◆ **PAGE**
##########
Anthropogenic climate change refers to the climate change caused by humans, which can be proved with correlation and causation shown between two factors. For instance, increasing amount of greenhouse gas production is the cause of increasing global temperature since they show positive correlation and their causation is proven by the fact that greenhouse gases tend to trap sunlight energy inside the Earth.
FEEDBACK
Feedback refers to a complex interplay of processes that either amplify or diminish the effects of climate change. Positive feedback loops exacerbate warming trends by magnifying the initial impact. For example, as global temperatures rise, polar ice melts, reducing the Earth's surface reflectivity. With less ice to reflect sunlight, more solar radiation is absorbed, further warming the planet. Another example involves the release of methane from thawing permafrost, a potent greenhouse gas that intensifies global warming. In contrast, negative feedback loops act as self-regulating mechanisms that can mitigate temperature increases. An example is increased cloud formation in response to warming, which can reflect more sunlight, thus cooling the Earth. Understanding and quantifying these feedback mechanisms are crucial for accurate climate modeling and predicting the future trajectory of global warming. The balance between positive and negative feedback remains a key area of research in climate science.
##########
(Records contained in a dataset)
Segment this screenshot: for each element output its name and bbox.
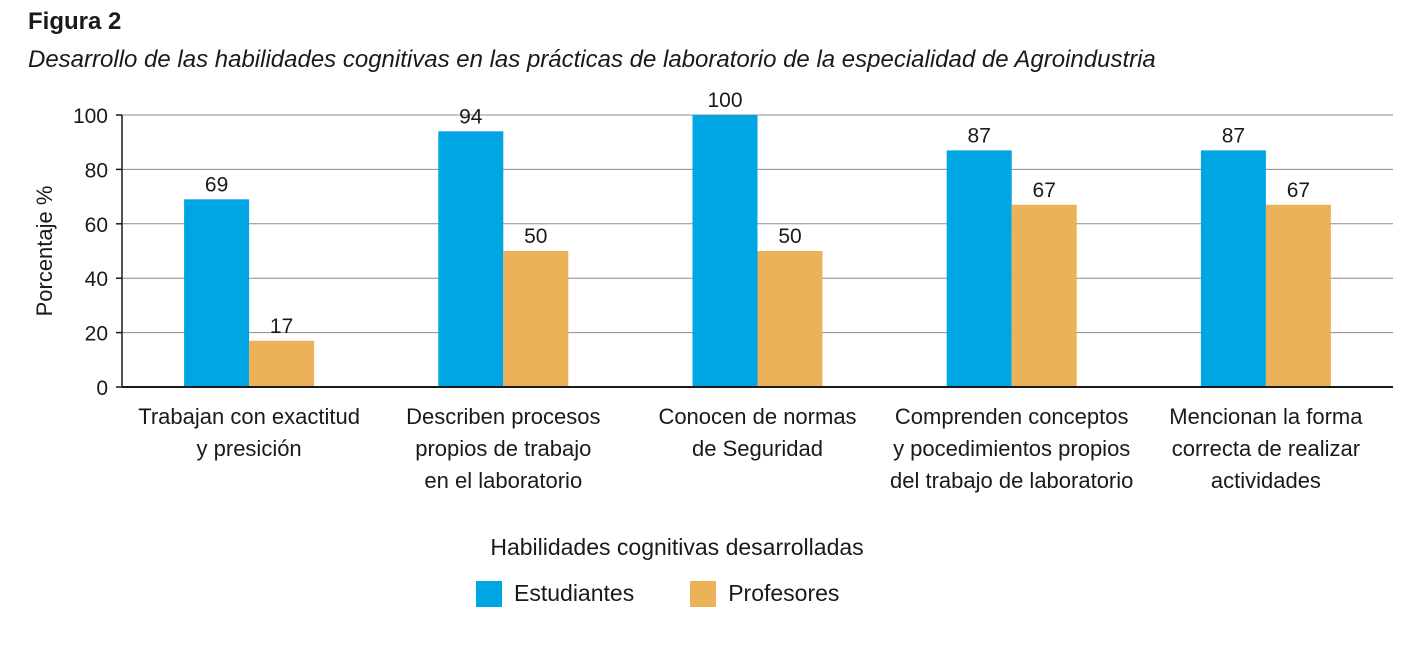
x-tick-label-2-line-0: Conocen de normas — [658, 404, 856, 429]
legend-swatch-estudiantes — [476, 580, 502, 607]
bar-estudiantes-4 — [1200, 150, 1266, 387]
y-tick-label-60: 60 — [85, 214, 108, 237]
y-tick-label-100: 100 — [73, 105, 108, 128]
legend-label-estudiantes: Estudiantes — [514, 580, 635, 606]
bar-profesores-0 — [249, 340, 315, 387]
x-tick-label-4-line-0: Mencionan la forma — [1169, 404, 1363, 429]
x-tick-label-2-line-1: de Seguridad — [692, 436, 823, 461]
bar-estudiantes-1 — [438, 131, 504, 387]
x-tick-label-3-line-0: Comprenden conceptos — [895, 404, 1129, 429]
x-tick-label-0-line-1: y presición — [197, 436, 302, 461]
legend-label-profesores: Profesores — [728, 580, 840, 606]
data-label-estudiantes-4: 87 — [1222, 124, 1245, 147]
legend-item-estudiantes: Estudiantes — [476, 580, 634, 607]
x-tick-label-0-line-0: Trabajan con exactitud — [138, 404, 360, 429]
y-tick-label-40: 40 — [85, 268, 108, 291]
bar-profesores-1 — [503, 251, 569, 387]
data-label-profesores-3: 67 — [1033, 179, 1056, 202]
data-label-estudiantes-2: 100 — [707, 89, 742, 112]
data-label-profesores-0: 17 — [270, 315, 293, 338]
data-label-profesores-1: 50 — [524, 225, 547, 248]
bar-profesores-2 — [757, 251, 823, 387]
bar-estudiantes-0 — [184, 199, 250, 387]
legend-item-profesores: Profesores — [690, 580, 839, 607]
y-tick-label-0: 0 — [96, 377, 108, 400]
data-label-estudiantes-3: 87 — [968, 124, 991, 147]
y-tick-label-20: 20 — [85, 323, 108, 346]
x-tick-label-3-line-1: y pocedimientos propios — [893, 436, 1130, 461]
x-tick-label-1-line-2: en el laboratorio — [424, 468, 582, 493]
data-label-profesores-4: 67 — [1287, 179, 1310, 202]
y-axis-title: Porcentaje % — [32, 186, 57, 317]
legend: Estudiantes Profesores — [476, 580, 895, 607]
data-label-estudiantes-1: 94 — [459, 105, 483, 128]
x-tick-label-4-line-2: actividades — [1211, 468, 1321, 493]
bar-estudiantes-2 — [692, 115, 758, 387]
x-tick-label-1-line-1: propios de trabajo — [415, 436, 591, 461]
##########
◆ **STATED PROBLEM A**
Check each statement against the climate change text and answer yes or no, quoting the words of the text that decide it: (i) positive feedback loops magnify the initial impact of warming; (ii) methane from thawing permafrost is called a weak greenhouse gas; (iii) increased cloud formation is given as an example of negative feedback.
◆ **STATED PROBLEM B**
Summarize the climate change text in two sentences.
◆ **STATED PROBLEM C**
Extend the climate change text with the next part, picking up after its final sentence.

◆ **WRITTEN ANSWER A**
(i) Yes: "Positive feedback loops exacerbate warming trends by magnifying the initial impact."
(ii) No: "a potent greenhouse gas that intensifies global warming."
(iii) Yes: "An example is increased cloud formation in response to warming, which can reflect more sunlight, thus cooling the Earth."

◆ **WRITTEN ANSWER B**
Anthropogenic climate change is climate change caused by humans, shown through correlation and causation such as the link between rising greenhouse gas production and rising global temperature. Positive feedback loops amplify warming, as with melting polar ice and methane released from thawing permafrost, while negative feedback loops such as increased cloud formation can mitigate it, and understanding the balance between them is crucial for climate modeling and remains a key area of research.

◆ **WRITTEN ANSWER C**
PEAT
Peatland, or Muskeg is a type of organic soil material formed from the partial decomposition of plant matter in waterlogged conditions, particularly in bog and wetland environments. Composed mainly of decomposed mosses, sedges, and other vegetation, peat is characterized by its high organic content and distinctive brown to dark brown colour. The formation of peat is a slow process, occurring over centuries as dead plant material accumulates and decays in waterlogged, acidic conditions, preventing complete decomposition.
Peat acts as a significant carbon sink, storing large amounts of carbon and playing a crucial role in carbon sequestration. Due to its unique properties, peat has been historically used as a fuel source, horticultural substrate, and even in traditional construction. However, the exploitation of peat has raised environmental concerns, as its extraction for products like garden soil contributes to habitat destruction, releases stored carbon into the atmosphere, and threatens the delicate ecosystems in which it forms. Consequently, there is a growing emphasis on sustainable alternatives and peatland conservation to mitigate the ecological impact associated with peat utilization. An example of the attempts to restore peatland is MLTT (Moss Layer Transfer Technique), which involves taking material from other un-degrated peatland to the impacted peatland.